===== DATA

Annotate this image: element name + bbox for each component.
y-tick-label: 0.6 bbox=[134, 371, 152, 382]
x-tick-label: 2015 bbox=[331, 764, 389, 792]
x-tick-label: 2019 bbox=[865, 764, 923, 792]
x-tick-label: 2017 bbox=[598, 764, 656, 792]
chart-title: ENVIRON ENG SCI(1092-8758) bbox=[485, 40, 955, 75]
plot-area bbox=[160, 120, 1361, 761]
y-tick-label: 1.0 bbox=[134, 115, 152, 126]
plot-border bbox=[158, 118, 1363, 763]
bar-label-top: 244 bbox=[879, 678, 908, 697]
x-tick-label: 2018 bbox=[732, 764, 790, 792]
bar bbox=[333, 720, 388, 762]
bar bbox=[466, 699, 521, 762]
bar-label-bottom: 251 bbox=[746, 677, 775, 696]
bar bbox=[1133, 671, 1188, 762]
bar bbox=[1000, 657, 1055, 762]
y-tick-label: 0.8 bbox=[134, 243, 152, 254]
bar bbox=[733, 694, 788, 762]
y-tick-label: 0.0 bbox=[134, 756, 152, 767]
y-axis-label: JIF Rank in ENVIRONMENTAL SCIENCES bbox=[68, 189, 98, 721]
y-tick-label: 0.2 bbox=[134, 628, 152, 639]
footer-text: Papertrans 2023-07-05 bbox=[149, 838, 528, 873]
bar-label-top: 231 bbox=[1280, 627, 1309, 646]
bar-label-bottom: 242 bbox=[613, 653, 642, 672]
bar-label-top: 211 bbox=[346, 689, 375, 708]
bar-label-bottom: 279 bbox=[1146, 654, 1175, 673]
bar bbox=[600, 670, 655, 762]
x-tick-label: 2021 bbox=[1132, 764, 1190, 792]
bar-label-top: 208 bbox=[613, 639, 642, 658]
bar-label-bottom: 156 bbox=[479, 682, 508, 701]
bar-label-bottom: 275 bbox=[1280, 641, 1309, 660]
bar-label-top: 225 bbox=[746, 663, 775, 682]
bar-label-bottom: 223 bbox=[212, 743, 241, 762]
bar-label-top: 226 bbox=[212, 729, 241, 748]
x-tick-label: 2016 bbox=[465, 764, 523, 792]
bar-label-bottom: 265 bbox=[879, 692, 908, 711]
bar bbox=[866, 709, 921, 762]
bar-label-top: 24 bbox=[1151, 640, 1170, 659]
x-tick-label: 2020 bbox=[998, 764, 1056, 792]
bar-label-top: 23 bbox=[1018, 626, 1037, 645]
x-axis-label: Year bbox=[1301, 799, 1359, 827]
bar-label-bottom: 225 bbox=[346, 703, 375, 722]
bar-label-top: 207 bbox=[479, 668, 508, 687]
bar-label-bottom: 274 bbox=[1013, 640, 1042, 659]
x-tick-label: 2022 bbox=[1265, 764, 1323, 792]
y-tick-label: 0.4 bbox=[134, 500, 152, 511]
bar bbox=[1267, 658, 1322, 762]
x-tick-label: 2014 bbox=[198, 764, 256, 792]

==========

• _WORK INSTRUCTIONS_: Copy the items word for word, from the first line through the line that contains "plot-border bbox=[158, 118, 1363, 763]", including that line.

• _FULL SOLUTION_:
Annotate this image: element name + bbox for each component.
y-tick-label: 0.6 bbox=[134, 371, 152, 382]
x-tick-label: 2015 bbox=[331, 764, 389, 792]
x-tick-label: 2019 bbox=[865, 764, 923, 792]
x-tick-label: 2017 bbox=[598, 764, 656, 792]
chart-title: ENVIRON ENG SCI(1092-8758) bbox=[485, 40, 955, 75]
plot-area bbox=[160, 120, 1361, 761]
y-tick-label: 1.0 bbox=[134, 115, 152, 126]
plot-border bbox=[158, 118, 1363, 763]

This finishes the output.